Supplied passage
——————————
No end in sight of a JTA ceasefire
Gary Spaulding, Guest Columnist
The nation is going into the second week of another academic year, but there is no end in sight of a ceasefire from the Jamaica Teachers' Association (JTA), which looks like Beirut of old and the ISIS group of more recent vintage.
Empirical evidence demonstrates that in recent years, if the JTA is not warring with the incumbent minister of education on the political landscape, the leadership, or at least sections of it, has a way of unleashing their venom on each other in the legal arena.
Simultaneously, the JTA's Clarion newsletter that highlights "opinions and achievements in education" resembles a rallying cry to combat with headlines such as 'Rights benefits struggle' and 'JTA rejects JTC Bill, wants talk on leave, voluntary relocation and waiting on back pay'.
There are unquestionably hundreds of great teachers who continue to serve with distinction, but their efforts are being undermined, in large measures, by a volatile group of leaders who view every issue as a major conflict.
My very good friend, Danny Roberts, an admirable trade unionist, appears to be harbouring the view that any opposition to the combative propensities of the JTA leadership constitutes a grand conspiracy to trample on the concept of consultations.
It must be remembered that constant cussing should not be confused with dialogues and discussions at this confusing juncture.
In that vein, much responsibility rests on outgoing JTA President Dr Mark Nicely, one of the JTA's obviously cerebral figures, not to yield to the temptations prevailing in the volatile environment in which he operates.
Nicely is one of those seemingly stable figures who needs to keep in mind his remarkable tribute to former governor general of Jamaica, the late Howard Cooke, a man who like many other educators of a past era, was "respectfully" called Teacher due to their inspirational examples.
Like me, there are many in the public domain who keep wondering why the position of president, immediate past president and president-elect generate so much controversy. What are the perks that accompany such positions?
In its 'Holy Wars', the JTA, whose members benefit from the kinds of protracted leave that other public-sector workers can only hope for, parades itself as martyrs of a noble and altruistic cause and "arms" and has no compunction but to take on any political leader who dares to challenge it.
And one dares not venture on the subject of performance-based pay lest you are verbally assailed with venom from the raging combat zone of the JTA, that make the fighting verbal exchanges between Government and parliamentary Opposition look like child's play.
Blaming the home
It is noteworthy that one of the Association's constant battle cries that is sounded when their charges from the classrooms underperform and behaves badly is that he/she is the product of violent homes - not the battleground of the JTA.
But the leadership of the Association harbours absolutely no hesitation to soak up the accolades that they sometimes shower on themselves for their efforts.
Notwithstanding the repeated confrontational rhetoric of the JTA leadership over the years, closer examination reveals that the Association is the discordantly cacophonous element in efforts to change the education culture in Jamaica as the political forces seem, in general, to be in one accord on this issue.
It was former Prime Minister P.J. Patterson in 2002 who used a motion from then Opposition Leader Edward Seaga in Parliament to facilitate the drawdown of $5 billion over a five-year period for the advancement of education, a signal that rival political forces had recognised and acknowledged the need for accord on the most imporatnt of subjects.
——————————
Excerpted data
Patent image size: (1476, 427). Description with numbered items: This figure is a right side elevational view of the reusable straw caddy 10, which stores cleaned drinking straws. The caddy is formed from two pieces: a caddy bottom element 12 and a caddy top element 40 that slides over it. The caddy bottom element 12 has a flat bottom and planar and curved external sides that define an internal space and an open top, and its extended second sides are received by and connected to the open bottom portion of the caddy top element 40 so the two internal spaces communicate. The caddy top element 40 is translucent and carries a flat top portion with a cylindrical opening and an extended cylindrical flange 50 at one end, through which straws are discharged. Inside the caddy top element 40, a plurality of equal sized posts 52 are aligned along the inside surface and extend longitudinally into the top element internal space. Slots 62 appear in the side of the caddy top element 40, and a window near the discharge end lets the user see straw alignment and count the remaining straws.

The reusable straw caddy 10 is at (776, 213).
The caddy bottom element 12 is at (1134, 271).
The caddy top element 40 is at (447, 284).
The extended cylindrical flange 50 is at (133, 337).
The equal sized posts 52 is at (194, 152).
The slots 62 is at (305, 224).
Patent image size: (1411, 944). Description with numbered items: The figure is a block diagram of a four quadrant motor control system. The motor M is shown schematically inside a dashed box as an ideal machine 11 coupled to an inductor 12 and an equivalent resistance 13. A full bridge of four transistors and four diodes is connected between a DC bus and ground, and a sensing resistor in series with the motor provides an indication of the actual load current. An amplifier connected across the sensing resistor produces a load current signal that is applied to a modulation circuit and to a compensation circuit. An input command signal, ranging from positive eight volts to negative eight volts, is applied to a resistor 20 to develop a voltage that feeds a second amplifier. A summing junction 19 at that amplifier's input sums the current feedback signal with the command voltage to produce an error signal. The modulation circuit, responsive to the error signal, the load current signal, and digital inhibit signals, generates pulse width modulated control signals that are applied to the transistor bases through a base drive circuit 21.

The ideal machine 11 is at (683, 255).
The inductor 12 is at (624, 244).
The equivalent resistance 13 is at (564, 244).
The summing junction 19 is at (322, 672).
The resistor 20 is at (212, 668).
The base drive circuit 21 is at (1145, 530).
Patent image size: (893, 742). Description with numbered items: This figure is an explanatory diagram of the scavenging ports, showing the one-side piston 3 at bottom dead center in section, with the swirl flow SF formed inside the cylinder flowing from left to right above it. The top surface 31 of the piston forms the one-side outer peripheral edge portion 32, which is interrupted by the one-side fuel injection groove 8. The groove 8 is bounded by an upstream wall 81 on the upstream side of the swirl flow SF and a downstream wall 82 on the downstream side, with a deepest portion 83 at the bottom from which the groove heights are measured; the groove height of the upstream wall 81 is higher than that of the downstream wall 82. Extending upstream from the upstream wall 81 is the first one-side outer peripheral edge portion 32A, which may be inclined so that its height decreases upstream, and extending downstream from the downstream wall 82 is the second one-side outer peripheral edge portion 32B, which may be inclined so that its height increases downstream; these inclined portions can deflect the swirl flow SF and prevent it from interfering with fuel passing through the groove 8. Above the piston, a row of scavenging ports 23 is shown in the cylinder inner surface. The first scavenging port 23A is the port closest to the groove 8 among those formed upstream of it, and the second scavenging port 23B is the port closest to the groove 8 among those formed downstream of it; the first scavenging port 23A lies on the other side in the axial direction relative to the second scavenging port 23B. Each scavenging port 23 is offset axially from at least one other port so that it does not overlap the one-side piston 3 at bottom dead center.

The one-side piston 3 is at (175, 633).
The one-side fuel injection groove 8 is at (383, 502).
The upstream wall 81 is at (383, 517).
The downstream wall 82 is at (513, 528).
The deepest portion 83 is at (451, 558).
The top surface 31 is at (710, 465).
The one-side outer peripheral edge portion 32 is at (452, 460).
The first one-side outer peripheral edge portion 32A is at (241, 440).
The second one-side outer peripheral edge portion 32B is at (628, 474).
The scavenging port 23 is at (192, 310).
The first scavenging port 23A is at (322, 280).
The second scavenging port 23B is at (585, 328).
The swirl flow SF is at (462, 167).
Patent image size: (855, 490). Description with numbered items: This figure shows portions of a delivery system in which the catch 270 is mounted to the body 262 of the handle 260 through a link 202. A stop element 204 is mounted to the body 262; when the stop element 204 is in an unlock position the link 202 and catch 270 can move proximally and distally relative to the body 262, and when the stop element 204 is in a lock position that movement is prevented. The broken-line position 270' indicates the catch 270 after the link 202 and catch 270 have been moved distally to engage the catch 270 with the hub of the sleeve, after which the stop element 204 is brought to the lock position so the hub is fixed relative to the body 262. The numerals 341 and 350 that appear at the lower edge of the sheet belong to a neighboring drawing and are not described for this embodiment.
——————————
Written tasks
1) Name every person mentioned in the paragraphs of the column on the JTA, leaving out the byline.
2) Echo the records word for word. Begin at the first line of the records and stop after the line containing "The slots 62 is at (305, 224).".

Responses to the tasks
1)
Danny Roberts
Mark Nicely
Howard Cooke
P.J. Patterson
Edward Seaga

2)
Patent image size: (1476, 427). Description with numbered items: This figure is a right side elevational view of the reusable straw caddy 10, which stores cleaned drinking straws. The caddy is formed from two pieces: a caddy bottom element 12 and a caddy top element 40 that slides over it. The caddy bottom element 12 has a flat bottom and planar and curved external sides that define an internal space and an open top, and its extended second sides are received by and connected to the open bottom portion of the caddy top element 40 so the two internal spaces communicate. The caddy top element 40 is translucent and carries a flat top portion with a cylindrical opening and an extended cylindrical flange 50 at one end, through which straws are discharged. Inside the caddy top element 40, a plurality of equal sized posts 52 are aligned along the inside surface and extend longitudinally into the top element internal space. Slots 62 appear in the side of the caddy top element 40, and a window near the discharge end lets the user see straw alignment and count the remaining straws.

The reusable straw caddy 10 is at (776, 213).
The caddy bottom element 12 is at (1134, 271).
The caddy top element 40 is at (447, 284).
The extended cylindrical flange 50 is at (133, 337).
The equal sized posts 52 is at (194, 152).
The slots 62 is at (305, 224).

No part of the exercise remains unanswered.